Copy every line of the data that includes the string "verde".
### Supplied material
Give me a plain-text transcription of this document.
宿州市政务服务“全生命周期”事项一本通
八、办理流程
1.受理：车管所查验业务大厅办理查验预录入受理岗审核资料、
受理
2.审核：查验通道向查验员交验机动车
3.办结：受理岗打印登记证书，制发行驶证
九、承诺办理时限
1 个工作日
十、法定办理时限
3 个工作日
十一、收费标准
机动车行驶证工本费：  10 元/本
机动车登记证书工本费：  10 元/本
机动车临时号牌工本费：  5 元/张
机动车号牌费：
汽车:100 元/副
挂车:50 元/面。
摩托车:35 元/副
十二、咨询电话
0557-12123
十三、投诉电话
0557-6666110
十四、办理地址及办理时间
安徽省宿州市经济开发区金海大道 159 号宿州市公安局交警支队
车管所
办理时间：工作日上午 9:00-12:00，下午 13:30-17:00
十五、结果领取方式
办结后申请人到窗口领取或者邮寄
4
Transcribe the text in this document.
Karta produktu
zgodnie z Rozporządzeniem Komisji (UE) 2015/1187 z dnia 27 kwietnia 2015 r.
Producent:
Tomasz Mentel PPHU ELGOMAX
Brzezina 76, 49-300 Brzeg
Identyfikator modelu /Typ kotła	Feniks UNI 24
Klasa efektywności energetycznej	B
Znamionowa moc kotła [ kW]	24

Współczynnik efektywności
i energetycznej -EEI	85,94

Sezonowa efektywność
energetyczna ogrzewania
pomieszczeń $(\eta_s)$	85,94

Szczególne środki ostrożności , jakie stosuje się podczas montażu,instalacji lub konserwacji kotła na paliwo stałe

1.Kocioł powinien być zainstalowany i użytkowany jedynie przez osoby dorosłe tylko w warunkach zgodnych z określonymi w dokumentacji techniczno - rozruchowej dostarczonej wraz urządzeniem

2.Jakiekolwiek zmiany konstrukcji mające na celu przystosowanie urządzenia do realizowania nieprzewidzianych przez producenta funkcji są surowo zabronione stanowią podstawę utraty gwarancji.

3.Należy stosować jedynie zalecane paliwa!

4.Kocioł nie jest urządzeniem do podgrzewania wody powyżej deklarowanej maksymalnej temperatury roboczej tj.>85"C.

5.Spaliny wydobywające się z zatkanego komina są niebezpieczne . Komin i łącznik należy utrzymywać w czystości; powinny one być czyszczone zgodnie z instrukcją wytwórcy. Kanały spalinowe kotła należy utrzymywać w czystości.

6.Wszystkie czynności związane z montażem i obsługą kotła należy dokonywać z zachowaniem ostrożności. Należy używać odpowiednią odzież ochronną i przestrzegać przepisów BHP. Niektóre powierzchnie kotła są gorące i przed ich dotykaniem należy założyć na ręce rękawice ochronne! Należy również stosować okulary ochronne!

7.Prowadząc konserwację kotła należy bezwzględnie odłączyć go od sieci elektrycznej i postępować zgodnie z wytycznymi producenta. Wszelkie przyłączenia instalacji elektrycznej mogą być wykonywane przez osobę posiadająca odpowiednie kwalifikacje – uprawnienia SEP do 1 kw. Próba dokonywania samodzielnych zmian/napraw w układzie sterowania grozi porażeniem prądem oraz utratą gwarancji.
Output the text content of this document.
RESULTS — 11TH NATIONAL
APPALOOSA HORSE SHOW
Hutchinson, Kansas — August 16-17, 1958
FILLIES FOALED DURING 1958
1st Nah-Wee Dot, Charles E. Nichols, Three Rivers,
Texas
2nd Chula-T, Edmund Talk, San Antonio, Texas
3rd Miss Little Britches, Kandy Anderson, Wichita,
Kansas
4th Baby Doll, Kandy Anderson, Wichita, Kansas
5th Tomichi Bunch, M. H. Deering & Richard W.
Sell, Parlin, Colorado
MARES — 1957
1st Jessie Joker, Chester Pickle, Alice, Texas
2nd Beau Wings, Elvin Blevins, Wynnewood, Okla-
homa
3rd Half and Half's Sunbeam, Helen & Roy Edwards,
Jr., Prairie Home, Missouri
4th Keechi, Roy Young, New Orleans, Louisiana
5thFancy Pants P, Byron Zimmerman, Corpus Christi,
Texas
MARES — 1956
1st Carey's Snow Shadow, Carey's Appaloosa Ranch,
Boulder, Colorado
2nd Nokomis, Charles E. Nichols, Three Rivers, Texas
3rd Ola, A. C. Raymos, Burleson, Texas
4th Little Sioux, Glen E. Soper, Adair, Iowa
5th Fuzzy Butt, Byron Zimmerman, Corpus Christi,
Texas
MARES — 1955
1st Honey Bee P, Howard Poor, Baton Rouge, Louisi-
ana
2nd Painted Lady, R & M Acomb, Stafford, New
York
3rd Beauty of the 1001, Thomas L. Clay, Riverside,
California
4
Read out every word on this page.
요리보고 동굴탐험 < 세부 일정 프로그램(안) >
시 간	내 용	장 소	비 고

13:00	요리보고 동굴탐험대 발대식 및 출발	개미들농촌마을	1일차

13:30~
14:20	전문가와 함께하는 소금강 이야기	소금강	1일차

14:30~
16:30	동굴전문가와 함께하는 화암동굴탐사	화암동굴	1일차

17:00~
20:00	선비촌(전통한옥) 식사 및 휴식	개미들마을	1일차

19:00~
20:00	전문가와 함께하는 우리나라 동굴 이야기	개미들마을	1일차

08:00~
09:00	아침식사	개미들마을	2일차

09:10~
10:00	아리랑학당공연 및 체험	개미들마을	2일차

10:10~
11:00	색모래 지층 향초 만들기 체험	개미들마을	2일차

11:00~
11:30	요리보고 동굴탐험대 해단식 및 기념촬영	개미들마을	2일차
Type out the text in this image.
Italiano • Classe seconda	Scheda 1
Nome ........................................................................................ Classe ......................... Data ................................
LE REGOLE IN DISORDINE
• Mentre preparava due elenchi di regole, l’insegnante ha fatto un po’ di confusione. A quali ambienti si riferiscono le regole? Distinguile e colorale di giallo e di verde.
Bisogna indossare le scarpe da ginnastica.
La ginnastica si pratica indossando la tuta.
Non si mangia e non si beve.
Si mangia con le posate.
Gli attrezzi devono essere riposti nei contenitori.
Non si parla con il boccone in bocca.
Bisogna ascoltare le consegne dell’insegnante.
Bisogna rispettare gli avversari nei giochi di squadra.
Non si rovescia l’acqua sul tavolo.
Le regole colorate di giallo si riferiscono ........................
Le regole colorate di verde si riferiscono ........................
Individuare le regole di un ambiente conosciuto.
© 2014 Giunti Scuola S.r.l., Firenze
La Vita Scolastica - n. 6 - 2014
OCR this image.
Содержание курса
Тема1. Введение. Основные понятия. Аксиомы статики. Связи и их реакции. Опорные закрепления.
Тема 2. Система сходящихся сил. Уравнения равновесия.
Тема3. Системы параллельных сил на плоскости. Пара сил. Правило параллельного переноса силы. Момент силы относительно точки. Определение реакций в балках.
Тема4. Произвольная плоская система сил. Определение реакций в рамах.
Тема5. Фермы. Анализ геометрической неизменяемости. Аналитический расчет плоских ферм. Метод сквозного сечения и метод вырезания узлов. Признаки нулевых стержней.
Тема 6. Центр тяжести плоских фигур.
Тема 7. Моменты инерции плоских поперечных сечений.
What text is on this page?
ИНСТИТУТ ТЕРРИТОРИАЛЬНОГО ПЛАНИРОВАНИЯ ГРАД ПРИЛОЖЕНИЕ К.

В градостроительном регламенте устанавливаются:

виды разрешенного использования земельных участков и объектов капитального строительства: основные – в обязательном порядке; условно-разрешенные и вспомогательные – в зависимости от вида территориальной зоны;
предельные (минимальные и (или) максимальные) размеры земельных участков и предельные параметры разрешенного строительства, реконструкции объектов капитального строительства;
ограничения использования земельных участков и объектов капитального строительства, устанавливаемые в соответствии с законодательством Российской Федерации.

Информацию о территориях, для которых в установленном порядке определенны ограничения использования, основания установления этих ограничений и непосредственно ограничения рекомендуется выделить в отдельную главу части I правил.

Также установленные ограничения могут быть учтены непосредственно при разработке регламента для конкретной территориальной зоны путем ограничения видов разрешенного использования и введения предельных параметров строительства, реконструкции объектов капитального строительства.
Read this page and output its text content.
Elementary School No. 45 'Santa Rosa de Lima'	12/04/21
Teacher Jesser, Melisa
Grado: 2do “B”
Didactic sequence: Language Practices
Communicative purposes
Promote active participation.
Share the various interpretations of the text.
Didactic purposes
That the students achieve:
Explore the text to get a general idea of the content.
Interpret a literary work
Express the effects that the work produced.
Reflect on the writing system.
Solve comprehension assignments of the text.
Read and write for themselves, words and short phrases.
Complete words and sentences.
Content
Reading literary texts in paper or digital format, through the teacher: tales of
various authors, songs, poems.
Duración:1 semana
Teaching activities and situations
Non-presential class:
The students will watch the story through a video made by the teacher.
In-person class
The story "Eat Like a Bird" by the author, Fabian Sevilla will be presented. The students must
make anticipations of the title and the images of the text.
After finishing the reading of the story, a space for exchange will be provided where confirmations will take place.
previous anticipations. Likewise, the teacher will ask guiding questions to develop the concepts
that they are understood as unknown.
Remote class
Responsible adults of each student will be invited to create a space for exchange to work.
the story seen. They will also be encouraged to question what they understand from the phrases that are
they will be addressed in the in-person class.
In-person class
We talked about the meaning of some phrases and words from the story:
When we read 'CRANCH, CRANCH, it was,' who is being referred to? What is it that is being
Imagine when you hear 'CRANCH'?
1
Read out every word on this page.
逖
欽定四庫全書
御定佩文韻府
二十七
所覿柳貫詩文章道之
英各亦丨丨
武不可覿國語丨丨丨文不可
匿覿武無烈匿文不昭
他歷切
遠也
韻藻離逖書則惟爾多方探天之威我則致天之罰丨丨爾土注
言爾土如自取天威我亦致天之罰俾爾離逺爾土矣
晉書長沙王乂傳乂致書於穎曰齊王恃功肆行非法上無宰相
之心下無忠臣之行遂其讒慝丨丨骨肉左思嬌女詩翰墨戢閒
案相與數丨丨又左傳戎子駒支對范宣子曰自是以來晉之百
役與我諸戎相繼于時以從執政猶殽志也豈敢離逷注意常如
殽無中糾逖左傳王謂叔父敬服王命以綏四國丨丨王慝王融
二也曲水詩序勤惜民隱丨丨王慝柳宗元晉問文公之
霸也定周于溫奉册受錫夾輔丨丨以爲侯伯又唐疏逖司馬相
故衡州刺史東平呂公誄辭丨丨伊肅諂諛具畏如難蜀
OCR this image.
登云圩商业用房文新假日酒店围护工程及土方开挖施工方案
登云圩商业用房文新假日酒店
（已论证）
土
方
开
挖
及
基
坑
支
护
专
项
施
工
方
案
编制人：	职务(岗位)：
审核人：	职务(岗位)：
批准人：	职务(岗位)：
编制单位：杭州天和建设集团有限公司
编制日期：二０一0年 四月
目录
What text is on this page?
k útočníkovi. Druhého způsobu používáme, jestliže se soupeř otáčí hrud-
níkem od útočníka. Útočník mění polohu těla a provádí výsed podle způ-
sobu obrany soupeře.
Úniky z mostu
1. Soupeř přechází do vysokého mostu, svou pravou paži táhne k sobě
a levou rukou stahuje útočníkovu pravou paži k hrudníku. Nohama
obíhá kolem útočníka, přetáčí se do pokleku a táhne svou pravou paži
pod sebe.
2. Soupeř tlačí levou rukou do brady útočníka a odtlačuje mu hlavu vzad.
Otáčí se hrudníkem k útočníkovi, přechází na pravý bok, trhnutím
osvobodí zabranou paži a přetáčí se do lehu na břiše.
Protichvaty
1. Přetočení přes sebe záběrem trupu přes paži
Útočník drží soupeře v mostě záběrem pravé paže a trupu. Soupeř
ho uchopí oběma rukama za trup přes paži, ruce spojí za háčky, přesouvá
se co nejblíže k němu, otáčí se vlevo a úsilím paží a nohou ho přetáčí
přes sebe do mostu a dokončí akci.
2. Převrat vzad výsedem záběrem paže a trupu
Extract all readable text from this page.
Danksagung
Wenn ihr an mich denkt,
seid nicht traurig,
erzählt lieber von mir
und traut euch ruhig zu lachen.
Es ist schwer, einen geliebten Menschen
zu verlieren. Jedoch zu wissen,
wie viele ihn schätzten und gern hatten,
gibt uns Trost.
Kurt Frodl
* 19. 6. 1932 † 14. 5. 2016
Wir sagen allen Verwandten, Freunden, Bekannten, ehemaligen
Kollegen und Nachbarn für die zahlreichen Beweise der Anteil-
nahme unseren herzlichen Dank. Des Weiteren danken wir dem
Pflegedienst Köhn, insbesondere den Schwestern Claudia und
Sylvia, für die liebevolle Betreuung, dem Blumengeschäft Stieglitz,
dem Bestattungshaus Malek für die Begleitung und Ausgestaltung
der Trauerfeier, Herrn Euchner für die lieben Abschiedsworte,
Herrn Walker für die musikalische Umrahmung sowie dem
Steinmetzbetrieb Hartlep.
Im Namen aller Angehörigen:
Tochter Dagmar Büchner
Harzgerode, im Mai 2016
######
# Written reply
• Mentre preparava due elenchi di regole, l’insegnante ha fatto un po’ di confusione. A quali ambienti si riferiscono le regole? Distinguile e colorale di giallo e di verde.
Le regole colorate di verde si riferiscono ........................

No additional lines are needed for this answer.